[Start of LISTING]

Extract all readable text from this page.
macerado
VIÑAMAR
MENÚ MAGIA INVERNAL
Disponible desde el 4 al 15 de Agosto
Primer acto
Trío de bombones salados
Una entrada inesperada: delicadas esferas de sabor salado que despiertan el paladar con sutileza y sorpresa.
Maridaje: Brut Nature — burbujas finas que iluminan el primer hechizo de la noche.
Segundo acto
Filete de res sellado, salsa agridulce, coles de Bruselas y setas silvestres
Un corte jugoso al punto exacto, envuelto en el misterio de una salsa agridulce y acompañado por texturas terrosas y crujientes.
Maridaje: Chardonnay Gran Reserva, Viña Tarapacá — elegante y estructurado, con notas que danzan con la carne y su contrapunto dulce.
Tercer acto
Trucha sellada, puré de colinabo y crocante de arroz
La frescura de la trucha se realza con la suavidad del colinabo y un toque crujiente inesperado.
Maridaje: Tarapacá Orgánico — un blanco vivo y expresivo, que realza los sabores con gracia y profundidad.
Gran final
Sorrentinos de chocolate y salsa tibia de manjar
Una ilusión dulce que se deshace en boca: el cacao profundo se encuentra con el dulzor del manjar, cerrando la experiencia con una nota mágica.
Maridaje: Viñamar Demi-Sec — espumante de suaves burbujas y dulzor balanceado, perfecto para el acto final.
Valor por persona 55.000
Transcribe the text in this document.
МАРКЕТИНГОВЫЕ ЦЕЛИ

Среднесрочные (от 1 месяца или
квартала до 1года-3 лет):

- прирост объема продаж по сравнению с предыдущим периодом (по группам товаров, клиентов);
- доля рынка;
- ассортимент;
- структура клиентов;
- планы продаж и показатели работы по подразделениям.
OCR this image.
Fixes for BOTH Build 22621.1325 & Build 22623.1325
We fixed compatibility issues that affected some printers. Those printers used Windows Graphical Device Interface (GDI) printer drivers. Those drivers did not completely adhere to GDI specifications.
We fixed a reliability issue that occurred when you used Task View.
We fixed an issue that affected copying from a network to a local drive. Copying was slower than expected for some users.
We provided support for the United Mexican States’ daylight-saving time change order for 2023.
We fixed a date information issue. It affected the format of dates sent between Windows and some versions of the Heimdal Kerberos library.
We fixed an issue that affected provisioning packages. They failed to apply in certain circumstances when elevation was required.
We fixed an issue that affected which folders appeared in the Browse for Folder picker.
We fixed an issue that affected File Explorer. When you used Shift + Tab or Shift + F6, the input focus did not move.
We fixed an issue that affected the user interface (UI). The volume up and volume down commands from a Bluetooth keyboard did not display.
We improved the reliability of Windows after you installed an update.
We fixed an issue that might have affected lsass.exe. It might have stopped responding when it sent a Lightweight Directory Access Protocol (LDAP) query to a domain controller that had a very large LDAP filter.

[End of LISTING]

■ EXERCISE INSTRUCTIONS: Each record should come back exactly as written.

■ TASK ANSWER:
Extract all readable text from this page.
macerado
VIÑAMAR
MENÚ MAGIA INVERNAL
Disponible desde el 4 al 15 de Agosto
Primer acto
Trío de bombones salados
Una entrada inesperada: delicadas esferas de sabor salado que despiertan el paladar con sutileza y sorpresa.
Maridaje: Brut Nature — burbujas finas que iluminan el primer hechizo de la noche.
Segundo acto
Filete de res sellado, salsa agridulce, coles de Bruselas y setas silvestres
Un corte jugoso al punto exacto, envuelto en el misterio de una salsa agridulce y acompañado por texturas terrosas y crujientes.
Maridaje: Chardonnay Gran Reserva, Viña Tarapacá — elegante y estructurado, con notas que danzan con la carne y su contrapunto dulce.
Tercer acto
Trucha sellada, puré de colinabo y crocante de arroz
La frescura de la trucha se realza con la suavidad del colinabo y un toque crujiente inesperado.
Maridaje: Tarapacá Orgánico — un blanco vivo y expresivo, que realza los sabores con gracia y profundidad.
Gran final
Sorrentinos de chocolate y salsa tibia de manjar
Una ilusión dulce que se deshace en boca: el cacao profundo se encuentra con el dulzor del manjar, cerrando la experiencia con una nota mágica.
Maridaje: Viñamar Demi-Sec — espumante de suaves burbujas y dulzor balanceado, perfecto para el acto final.
Valor por persona 55.000
Transcribe the text in this document.
МАРКЕТИНГОВЫЕ ЦЕЛИ

Среднесрочные (от 1 месяца или
квартала до 1года-3 лет):

- прирост объема продаж по сравнению с предыдущим периодом (по группам товаров, клиентов);
- доля рынка;
- ассортимент;
- структура клиентов;
- планы продаж и показатели работы по подразделениям.
OCR this image.
Fixes for BOTH Build 22621.1325 & Build 22623.1325
We fixed compatibility issues that affected some printers. Those printers used Windows Graphical Device Interface (GDI) printer drivers. Those drivers did not completely adhere to GDI specifications.
We fixed a reliability issue that occurred when you used Task View.
We fixed an issue that affected copying from a network to a local drive. Copying was slower than expected for some users.
We provided support for the United Mexican States’ daylight-saving time change order for 2023.
We fixed a date information issue. It affected the format of dates sent between Windows and some versions of the Heimdal Kerberos library.
We fixed an issue that affected provisioning packages. They failed to apply in certain circumstances when elevation was required.
We fixed an issue that affected which folders appeared in the Browse for Folder picker.
We fixed an issue that affected File Explorer. When you used Shift + Tab or Shift + F6, the input focus did not move.
We fixed an issue that affected the user interface (UI). The volume up and volume down commands from a Bluetooth keyboard did not display.
We improved the reliability of Windows after you installed an update.
We fixed an issue that might have affected lsass.exe. It might have stopped responding when it sent a Lightweight Directory Access Protocol (LDAP) query to a domain controller that had a very large LDAP filter.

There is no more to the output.